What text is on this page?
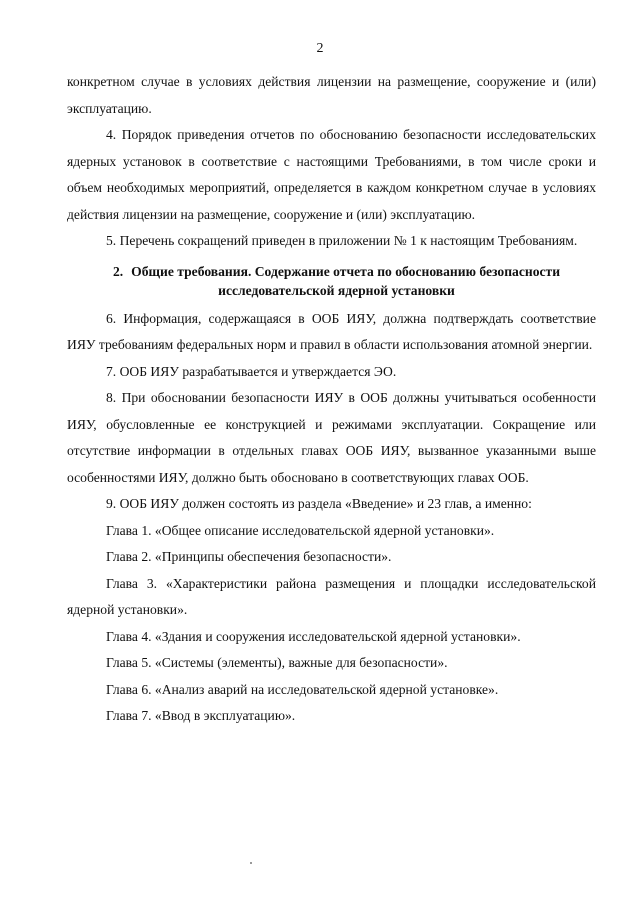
2

конкретном случае в условиях действия лицензии на размещение, сооружение и (или) эксплуатацию.

4. Порядок приведения отчетов по обоснованию безопасности исследовательских ядерных установок в соответствие с настоящими Требованиями, в том числе сроки и объем необходимых мероприятий, определяется в каждом конкретном случае в условиях действия лицензии на размещение, сооружение и (или) эксплуатацию.

5. Перечень сокращений приведен в приложении № 1 к настоящим Требованиям.

2. Общие требования. Содержание отчета по обоснованию безопасности
исследовательской ядерной установки

6. Информация, содержащаяся в ООБ ИЯУ, должна подтверждать соответствие ИЯУ требованиям федеральных норм и правил в области использования атомной энергии.

7. ООБ ИЯУ разрабатывается и утверждается ЭО.

8. При обосновании безопасности ИЯУ в ООБ должны учитываться особенности ИЯУ, обусловленные ее конструкцией и режимами эксплуатации. Сокращение или отсутствие информации в отдельных главах ООБ ИЯУ, вызванное указанными выше особенностями ИЯУ, должно быть обосновано в соответствующих главах ООБ.

9. ООБ ИЯУ должен состоять из раздела «Введение» и 23 глав, а именно:

Глава 1. «Общее описание исследовательской ядерной установки».

Глава 2. «Принципы обеспечения безопасности».

Глава 3. «Характеристики района размещения и площадки исследовательской ядерной установки».

Глава 4. «Здания и сооружения исследовательской ядерной установки».

Глава 5. «Системы (элементы), важные для безопасности».

Глава 6. «Анализ аварий на исследовательской ядерной установке».

Глава 7. «Ввод в эксплуатацию».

__What you will do__
Print the entries above exactly, taking out only the pictures.

__Finished task__
What text is on this page?
2

конкретном случае в условиях действия лицензии на размещение, сооружение и (или) эксплуатацию.

4. Порядок приведения отчетов по обоснованию безопасности исследовательских ядерных установок в соответствие с настоящими Требованиями, в том числе сроки и объем необходимых мероприятий, определяется в каждом конкретном случае в условиях действия лицензии на размещение, сооружение и (или) эксплуатацию.

5. Перечень сокращений приведен в приложении № 1 к настоящим Требованиям.

2. Общие требования. Содержание отчета по обоснованию безопасности
исследовательской ядерной установки

6. Информация, содержащаяся в ООБ ИЯУ, должна подтверждать соответствие ИЯУ требованиям федеральных норм и правил в области использования атомной энергии.

7. ООБ ИЯУ разрабатывается и утверждается ЭО.

8. При обосновании безопасности ИЯУ в ООБ должны учитываться особенности ИЯУ, обусловленные ее конструкцией и режимами эксплуатации. Сокращение или отсутствие информации в отдельных главах ООБ ИЯУ, вызванное указанными выше особенностями ИЯУ, должно быть обосновано в соответствующих главах ООБ.

9. ООБ ИЯУ должен состоять из раздела «Введение» и 23 глав, а именно:

Глава 1. «Общее описание исследовательской ядерной установки».

Глава 2. «Принципы обеспечения безопасности».

Глава 3. «Характеристики района размещения и площадки исследовательской ядерной установки».

Глава 4. «Здания и сооружения исследовательской ядерной установки».

Глава 5. «Системы (элементы), важные для безопасности».

Глава 6. «Анализ аварий на исследовательской ядерной установке».

Глава 7. «Ввод в эксплуатацию».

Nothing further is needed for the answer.